Set exercise 1. In one to three sentences, explain why the author of the Coriant article wanted to speak with CEO Shaygan Kheradpir.
Set exercise 2. Please return, word for word, the stretch of the Coriant article from "By Erik Linask, Group" through "for continued growth.".

Source text.
--------------------------------------------------
What is the New Age of Telecom?

By Erik Linask, Group Editorial Director  |  July 25, 2017

In a little more than four years since three prominent brands were combined to create Coriant (News - Alert), the company has made significant strides in building an integrated next-generation networking product portfolio it has delivered to operators in more than 100 countries, including mobile and fixed-line carriers, cloud operators, data centers, content providers, MSOs, utilities, and enterprises in every major vertical market. Given that, I wanted to speak to CEO Shaygan Kheradpir to hear firsthand about the company’s journey and his strategy for continued growth.

Coriant CEO Shaygan Kheradpir 

One of the more exciting pieces of recent news for Coriant was a new investor into the business. How do you see this new investor impacting your business?
--------------------------------------------------
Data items
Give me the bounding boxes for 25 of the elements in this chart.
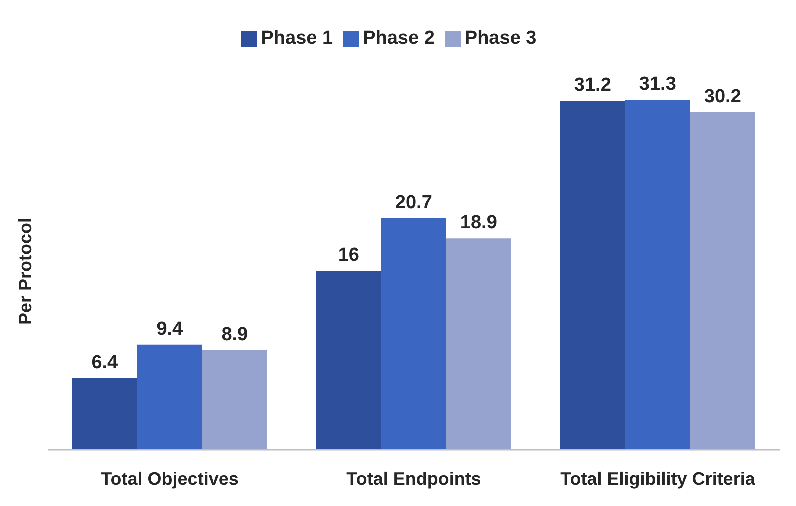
bar (137, 344, 202, 450)
data-label: 16 (338, 245, 360, 266)
bar (316, 271, 382, 450)
data-label: 18.9 (460, 212, 498, 234)
x-tick-label: Total Eligibility Criteria (560, 468, 756, 489)
data-label: 9.4 (156, 318, 184, 340)
x-tick-label: Total Endpoints (346, 468, 482, 489)
bar (381, 218, 446, 450)
data-label: 31.3 (639, 74, 676, 95)
x-tick-label: Total Objectives (101, 468, 239, 489)
bar (72, 378, 138, 450)
bar (625, 100, 690, 450)
data-label: 6.4 (92, 352, 119, 374)
legend-label: Phase 1 (261, 28, 334, 49)
data-label: 31.2 (574, 75, 612, 96)
bar (690, 112, 756, 450)
data-label: 30.2 (704, 86, 742, 108)
data-label: 20.7 (395, 192, 432, 214)
bar (446, 238, 512, 450)
legend-label: Phase 2 (363, 28, 435, 49)
data-label: 8.9 (222, 324, 248, 346)
legend-label: Phase 3 (464, 28, 537, 49)
bar (560, 101, 626, 450)
bar (202, 350, 268, 450)
y-axis-title: Per Protocol (15, 218, 36, 325)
--------------------------------------------------
Worked solution 1. In little more than four years since its formation, Coriant had made significant strides in building an integrated next-generation networking product portfolio. It had delivered that portfolio to operators in more than 100 countries. Because of this, the author wanted to hear firsthand from Kheradpir about the company's journey and his strategy for continued growth.

Worked solution 2.
By Erik Linask, Group Editorial Director  |  July 25, 2017

In a little more than four years since three prominent brands were combined to create Coriant (News - Alert), the company has made significant strides in building an integrated next-generation networking product portfolio it has delivered to operators in more than 100 countries, including mobile and fixed-line carriers, cloud operators, data centers, content providers, MSOs, utilities, and enterprises in every major vertical market. Given that, I wanted to speak to CEO Shaygan Kheradpir to hear firsthand about the company’s journey and his strategy for continued growth.